Report how many lines of the following entries include the string "Filter"; respond with the number alone.

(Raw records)

········

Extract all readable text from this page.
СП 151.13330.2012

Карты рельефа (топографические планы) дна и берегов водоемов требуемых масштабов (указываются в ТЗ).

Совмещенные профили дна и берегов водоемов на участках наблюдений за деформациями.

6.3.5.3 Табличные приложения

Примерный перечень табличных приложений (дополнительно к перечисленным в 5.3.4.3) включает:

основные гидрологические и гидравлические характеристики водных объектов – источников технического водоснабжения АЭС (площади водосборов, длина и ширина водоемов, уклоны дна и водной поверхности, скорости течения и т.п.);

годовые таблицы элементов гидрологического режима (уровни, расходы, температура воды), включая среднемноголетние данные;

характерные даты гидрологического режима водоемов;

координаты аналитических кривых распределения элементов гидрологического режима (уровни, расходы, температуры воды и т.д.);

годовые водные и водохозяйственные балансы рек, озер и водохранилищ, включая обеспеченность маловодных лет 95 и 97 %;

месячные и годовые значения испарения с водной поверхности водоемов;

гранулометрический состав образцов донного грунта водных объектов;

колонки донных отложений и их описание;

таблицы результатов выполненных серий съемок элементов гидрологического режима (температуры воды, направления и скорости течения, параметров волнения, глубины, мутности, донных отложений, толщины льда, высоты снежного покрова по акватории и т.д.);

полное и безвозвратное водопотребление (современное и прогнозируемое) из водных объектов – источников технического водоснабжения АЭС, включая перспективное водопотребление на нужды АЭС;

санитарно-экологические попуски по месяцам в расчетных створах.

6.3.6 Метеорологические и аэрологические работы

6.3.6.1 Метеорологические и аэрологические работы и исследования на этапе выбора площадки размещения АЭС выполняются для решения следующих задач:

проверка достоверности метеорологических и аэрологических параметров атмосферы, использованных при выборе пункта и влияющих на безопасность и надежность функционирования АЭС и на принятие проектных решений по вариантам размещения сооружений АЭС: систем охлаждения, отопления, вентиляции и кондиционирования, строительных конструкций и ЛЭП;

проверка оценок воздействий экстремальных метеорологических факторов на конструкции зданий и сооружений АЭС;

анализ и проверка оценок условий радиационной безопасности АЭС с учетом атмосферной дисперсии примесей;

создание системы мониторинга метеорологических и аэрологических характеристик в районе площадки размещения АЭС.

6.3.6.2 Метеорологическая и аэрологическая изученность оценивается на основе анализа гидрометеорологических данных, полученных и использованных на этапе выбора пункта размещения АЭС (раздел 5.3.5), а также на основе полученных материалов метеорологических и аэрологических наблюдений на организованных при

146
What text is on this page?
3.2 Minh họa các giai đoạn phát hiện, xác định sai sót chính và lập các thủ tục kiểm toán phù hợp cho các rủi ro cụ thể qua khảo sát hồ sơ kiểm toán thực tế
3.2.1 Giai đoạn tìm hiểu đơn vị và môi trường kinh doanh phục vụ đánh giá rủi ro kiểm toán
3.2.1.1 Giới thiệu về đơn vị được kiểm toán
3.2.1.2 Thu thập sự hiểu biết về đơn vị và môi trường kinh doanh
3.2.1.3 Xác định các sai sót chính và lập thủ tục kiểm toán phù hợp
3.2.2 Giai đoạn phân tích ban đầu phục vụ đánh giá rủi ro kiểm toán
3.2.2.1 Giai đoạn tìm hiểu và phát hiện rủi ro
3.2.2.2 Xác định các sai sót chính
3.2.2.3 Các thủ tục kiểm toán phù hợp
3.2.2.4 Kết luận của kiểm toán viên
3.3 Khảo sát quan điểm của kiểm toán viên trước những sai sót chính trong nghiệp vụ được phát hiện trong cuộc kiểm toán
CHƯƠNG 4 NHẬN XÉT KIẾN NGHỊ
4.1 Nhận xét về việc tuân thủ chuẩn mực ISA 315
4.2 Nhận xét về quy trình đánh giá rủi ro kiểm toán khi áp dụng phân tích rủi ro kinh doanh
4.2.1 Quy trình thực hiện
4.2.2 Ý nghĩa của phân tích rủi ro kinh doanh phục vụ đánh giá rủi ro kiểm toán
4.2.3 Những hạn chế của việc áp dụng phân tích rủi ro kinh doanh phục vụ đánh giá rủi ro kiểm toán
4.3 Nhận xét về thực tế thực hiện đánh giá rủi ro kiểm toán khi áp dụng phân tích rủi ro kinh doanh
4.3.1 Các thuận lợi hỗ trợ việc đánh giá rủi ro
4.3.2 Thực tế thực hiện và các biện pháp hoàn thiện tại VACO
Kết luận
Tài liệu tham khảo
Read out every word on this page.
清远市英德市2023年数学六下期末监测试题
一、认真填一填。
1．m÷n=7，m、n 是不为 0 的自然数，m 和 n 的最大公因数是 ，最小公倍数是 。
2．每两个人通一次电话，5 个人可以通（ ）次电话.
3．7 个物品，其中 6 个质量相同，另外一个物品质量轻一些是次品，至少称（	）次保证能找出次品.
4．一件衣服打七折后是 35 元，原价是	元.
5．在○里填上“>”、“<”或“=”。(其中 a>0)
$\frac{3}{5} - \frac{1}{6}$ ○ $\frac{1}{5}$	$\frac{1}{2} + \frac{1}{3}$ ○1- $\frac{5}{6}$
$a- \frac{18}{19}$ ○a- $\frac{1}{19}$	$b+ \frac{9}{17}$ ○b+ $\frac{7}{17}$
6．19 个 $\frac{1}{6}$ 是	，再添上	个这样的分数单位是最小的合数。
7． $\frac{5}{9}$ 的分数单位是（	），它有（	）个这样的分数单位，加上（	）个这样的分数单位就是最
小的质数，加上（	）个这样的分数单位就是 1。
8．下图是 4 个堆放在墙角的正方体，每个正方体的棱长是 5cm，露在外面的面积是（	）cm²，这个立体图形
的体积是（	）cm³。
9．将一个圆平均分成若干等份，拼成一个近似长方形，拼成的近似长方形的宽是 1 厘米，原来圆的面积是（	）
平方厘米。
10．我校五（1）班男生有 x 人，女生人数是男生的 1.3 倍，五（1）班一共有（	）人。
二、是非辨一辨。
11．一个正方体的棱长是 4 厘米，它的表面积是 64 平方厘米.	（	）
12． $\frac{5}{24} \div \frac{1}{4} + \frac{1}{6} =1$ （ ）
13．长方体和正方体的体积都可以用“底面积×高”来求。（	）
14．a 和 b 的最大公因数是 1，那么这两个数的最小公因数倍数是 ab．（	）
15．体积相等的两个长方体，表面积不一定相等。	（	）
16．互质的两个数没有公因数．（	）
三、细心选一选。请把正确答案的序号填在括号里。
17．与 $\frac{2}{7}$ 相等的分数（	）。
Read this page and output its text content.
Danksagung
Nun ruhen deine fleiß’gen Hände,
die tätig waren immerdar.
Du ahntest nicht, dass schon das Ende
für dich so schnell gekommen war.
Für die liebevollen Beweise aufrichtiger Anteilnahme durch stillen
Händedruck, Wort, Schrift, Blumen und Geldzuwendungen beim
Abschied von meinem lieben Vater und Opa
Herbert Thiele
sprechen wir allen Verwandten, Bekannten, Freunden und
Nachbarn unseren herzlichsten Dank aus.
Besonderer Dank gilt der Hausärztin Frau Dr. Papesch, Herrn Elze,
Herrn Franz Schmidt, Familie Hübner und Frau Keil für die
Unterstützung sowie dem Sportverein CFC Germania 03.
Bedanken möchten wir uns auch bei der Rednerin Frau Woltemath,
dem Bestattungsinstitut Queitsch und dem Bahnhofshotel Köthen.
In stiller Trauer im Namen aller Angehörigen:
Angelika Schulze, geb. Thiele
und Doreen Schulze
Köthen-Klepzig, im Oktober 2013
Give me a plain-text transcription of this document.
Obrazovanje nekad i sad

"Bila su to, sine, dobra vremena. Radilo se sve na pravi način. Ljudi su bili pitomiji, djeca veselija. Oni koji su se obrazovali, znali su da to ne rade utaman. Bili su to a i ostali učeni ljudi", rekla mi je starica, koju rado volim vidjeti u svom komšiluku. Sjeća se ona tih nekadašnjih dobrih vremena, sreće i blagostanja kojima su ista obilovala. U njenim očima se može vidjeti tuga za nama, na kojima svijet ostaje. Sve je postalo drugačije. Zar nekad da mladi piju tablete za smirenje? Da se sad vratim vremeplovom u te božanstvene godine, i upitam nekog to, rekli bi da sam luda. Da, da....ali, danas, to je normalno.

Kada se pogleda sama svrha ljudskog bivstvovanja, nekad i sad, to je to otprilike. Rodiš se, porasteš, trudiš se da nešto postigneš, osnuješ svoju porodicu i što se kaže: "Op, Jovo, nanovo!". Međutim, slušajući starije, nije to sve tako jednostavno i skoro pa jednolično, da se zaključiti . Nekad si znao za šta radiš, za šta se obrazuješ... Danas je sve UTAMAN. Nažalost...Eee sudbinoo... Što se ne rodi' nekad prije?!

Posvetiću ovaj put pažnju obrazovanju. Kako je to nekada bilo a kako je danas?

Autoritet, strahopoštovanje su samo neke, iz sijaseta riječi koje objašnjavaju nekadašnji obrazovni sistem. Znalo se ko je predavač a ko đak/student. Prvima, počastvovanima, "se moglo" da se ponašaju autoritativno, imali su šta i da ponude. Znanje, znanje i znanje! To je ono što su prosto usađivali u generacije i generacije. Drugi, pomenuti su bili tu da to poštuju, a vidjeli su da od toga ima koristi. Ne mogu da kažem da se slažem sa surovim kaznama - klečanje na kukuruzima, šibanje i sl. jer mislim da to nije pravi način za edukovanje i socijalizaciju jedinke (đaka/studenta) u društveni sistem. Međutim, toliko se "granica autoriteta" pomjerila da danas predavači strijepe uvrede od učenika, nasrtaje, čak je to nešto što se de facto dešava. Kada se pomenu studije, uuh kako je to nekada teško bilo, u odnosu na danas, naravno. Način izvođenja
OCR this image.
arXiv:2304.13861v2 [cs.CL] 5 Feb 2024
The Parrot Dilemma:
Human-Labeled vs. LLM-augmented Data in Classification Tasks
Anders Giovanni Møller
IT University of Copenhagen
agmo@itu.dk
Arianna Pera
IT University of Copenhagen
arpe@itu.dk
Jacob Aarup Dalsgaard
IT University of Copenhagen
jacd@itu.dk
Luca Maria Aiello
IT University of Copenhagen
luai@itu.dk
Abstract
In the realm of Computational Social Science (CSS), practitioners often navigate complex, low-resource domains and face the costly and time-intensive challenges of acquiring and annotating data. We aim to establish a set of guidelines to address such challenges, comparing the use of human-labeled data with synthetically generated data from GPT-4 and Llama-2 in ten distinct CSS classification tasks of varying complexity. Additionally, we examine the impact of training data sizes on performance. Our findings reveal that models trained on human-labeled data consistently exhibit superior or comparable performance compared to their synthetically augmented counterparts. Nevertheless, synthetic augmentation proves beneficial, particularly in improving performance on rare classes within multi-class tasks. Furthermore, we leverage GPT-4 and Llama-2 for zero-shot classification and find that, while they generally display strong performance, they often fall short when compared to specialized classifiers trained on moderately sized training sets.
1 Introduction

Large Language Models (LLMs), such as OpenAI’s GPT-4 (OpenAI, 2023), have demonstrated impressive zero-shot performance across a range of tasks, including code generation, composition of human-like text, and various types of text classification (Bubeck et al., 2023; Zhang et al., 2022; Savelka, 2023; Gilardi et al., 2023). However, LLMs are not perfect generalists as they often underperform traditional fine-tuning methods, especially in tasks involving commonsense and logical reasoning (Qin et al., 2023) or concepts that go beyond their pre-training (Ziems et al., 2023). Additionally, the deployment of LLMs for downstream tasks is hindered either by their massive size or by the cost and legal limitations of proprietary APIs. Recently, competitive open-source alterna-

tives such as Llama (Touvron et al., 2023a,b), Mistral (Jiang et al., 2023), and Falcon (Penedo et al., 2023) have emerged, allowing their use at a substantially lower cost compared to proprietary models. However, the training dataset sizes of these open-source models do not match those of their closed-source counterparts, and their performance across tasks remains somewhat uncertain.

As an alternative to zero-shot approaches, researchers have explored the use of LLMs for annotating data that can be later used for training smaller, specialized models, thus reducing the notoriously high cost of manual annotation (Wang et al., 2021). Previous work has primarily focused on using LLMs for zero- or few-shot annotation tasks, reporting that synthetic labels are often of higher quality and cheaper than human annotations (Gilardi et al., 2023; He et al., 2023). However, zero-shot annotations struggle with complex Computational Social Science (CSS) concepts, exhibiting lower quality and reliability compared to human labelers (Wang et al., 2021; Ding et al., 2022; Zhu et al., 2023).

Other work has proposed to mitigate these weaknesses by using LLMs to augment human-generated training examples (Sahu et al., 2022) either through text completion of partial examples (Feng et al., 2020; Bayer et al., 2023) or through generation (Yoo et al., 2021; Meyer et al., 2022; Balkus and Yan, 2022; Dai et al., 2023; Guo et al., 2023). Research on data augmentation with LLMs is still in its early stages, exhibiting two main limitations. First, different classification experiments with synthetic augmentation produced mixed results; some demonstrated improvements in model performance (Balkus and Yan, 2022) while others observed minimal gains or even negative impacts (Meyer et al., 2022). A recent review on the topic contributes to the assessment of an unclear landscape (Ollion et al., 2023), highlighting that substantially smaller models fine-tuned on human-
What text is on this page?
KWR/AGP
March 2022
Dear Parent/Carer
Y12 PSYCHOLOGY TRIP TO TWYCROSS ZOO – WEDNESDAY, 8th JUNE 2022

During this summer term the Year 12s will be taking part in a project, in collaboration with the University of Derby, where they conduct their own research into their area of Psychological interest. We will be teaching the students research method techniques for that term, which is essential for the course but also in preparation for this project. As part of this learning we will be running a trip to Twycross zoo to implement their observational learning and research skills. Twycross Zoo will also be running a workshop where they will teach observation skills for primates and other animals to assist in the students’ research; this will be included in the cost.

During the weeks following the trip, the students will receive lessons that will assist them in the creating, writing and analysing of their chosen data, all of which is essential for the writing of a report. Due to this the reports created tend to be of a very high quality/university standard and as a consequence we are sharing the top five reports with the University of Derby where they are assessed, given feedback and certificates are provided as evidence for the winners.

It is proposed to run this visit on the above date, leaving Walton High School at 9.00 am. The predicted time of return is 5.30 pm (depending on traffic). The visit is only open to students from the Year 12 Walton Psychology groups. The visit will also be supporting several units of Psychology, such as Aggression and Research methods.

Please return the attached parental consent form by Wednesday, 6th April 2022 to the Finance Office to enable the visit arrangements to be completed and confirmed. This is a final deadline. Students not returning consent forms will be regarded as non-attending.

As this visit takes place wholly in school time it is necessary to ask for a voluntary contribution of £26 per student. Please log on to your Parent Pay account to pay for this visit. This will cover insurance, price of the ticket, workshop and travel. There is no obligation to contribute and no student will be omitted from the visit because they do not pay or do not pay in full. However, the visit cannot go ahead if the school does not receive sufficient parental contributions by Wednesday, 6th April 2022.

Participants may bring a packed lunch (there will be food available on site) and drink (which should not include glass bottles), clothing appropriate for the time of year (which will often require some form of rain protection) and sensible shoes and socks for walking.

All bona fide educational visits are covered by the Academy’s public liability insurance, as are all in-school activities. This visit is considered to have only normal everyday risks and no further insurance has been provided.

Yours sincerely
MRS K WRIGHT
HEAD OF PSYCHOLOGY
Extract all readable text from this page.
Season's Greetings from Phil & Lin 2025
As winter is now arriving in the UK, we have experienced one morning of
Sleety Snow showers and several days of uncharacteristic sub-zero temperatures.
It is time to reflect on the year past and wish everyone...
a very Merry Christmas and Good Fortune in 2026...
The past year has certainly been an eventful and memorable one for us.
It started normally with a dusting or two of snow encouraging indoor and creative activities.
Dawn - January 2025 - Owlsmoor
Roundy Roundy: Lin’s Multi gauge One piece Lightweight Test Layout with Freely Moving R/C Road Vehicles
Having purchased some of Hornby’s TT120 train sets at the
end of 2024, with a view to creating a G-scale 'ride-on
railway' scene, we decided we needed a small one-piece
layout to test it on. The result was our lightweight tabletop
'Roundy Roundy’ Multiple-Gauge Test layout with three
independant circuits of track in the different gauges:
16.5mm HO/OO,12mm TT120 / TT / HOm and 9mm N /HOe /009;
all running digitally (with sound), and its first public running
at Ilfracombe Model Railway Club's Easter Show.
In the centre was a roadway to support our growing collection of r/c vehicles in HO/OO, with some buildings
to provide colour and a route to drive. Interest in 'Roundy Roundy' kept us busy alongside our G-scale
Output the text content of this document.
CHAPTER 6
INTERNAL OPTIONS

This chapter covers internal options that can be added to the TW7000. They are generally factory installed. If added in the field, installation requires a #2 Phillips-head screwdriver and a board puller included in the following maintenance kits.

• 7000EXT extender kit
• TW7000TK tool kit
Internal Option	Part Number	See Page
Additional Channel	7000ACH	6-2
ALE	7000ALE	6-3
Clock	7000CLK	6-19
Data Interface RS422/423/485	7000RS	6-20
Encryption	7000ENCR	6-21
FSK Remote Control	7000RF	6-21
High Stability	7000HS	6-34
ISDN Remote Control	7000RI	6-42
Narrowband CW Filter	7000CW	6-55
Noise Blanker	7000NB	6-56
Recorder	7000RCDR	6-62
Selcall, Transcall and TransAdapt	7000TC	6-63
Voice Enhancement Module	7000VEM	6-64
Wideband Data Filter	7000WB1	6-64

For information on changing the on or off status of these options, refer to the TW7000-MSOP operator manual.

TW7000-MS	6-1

········

> **Expected answer**
2